#### [Directions for this task]
Tally the lines in the data that follows that include the word "time", and report nothing but the total.

#### [Extracted information]
################
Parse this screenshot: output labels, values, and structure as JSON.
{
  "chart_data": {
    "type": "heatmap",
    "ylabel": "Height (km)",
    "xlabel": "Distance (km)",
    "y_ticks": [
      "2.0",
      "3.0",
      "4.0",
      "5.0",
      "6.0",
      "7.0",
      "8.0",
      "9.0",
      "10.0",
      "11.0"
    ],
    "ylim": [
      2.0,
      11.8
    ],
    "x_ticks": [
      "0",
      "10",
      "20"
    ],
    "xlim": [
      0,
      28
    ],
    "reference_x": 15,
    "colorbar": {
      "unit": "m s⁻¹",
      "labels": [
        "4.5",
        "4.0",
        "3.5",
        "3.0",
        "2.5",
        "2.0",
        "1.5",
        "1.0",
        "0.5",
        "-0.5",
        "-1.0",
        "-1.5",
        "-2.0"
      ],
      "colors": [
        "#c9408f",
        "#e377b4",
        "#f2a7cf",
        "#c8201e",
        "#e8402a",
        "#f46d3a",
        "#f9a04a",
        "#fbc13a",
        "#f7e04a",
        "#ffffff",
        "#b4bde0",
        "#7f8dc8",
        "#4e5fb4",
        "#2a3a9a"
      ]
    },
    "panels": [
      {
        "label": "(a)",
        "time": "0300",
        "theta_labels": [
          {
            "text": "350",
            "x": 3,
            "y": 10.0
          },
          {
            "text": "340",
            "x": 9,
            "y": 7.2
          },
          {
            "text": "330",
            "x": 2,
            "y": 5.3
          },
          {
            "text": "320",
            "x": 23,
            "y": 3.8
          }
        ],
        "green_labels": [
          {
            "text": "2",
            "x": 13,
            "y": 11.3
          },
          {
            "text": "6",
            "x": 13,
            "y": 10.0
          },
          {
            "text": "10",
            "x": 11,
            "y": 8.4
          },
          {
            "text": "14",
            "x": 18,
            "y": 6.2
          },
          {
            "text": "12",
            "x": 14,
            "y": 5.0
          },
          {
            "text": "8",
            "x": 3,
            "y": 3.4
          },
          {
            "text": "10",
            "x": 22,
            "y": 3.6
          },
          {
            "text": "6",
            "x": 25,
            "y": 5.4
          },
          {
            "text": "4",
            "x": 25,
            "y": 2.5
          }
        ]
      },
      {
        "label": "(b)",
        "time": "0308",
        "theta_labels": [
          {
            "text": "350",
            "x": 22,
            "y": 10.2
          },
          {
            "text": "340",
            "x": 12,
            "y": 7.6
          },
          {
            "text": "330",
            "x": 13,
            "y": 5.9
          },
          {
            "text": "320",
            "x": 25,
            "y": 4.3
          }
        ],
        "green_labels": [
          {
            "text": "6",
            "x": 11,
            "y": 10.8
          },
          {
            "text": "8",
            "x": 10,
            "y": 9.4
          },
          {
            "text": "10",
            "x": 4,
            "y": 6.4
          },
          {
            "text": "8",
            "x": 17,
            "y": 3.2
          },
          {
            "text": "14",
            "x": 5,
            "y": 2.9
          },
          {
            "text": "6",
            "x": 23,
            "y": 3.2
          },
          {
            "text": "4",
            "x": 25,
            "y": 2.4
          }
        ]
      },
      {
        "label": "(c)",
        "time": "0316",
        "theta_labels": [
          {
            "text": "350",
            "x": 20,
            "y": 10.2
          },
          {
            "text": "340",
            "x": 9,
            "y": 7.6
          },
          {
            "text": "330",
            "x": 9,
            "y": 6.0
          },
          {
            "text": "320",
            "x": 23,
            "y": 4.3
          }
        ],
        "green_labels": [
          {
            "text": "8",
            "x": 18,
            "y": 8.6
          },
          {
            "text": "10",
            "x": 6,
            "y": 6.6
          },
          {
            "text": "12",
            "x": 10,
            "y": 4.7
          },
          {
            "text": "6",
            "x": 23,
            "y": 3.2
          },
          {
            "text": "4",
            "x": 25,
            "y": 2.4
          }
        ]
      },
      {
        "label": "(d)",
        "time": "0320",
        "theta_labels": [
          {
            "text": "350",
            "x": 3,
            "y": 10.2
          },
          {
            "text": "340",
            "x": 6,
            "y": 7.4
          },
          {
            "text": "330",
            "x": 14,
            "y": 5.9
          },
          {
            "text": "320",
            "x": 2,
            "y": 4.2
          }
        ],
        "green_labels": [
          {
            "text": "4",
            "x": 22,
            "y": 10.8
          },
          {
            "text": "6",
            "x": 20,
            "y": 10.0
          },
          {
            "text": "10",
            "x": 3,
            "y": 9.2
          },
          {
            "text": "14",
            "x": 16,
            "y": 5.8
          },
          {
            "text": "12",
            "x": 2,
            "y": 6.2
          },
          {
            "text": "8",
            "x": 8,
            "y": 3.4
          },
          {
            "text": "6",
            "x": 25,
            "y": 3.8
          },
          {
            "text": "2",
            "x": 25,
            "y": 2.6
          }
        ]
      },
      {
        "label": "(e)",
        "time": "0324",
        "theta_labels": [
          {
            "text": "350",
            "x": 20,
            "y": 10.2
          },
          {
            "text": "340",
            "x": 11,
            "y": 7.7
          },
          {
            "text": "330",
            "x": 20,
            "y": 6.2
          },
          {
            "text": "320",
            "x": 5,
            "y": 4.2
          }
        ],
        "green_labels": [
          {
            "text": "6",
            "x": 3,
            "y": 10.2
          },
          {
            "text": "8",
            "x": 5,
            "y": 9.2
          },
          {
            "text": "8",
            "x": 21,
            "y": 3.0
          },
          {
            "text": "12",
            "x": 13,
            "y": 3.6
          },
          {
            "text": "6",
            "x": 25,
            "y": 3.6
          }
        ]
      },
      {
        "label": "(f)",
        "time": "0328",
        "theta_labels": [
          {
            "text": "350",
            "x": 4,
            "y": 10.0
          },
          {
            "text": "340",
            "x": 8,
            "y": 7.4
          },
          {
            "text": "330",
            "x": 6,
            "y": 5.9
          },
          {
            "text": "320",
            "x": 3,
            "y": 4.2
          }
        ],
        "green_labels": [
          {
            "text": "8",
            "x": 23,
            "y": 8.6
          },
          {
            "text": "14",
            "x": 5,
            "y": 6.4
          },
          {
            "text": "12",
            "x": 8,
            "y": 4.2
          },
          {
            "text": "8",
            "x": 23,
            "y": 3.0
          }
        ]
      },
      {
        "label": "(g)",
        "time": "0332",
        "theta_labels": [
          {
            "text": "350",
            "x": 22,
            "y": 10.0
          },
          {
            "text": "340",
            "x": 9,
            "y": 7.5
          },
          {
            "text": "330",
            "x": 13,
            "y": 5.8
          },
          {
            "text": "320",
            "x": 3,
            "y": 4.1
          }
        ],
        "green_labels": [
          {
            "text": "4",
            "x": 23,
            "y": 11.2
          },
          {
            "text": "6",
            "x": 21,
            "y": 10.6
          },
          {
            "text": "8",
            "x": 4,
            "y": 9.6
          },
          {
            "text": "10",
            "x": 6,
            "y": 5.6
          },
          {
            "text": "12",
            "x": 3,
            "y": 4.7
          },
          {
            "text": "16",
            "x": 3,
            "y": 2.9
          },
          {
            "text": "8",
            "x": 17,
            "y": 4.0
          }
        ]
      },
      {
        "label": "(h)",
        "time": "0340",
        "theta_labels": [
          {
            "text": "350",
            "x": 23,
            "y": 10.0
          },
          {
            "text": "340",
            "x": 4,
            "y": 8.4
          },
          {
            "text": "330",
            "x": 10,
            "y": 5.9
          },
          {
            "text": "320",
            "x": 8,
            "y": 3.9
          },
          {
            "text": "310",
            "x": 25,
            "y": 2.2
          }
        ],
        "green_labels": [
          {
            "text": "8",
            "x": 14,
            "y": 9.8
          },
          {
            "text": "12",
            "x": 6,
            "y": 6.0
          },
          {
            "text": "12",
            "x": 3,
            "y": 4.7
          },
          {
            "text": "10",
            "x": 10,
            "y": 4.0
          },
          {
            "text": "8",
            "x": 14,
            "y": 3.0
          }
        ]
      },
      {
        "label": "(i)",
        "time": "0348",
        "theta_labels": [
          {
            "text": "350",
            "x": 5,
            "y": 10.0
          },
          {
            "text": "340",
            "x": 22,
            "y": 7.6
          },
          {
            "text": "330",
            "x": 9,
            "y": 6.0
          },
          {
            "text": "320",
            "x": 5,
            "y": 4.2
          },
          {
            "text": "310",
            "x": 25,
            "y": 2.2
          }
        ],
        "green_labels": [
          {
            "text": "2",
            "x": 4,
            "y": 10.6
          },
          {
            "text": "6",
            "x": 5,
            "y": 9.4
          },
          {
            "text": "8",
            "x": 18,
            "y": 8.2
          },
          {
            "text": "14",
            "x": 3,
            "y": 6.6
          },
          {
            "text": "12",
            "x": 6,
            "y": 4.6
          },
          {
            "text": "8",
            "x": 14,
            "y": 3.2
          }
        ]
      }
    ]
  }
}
################
#### [Complete output]
9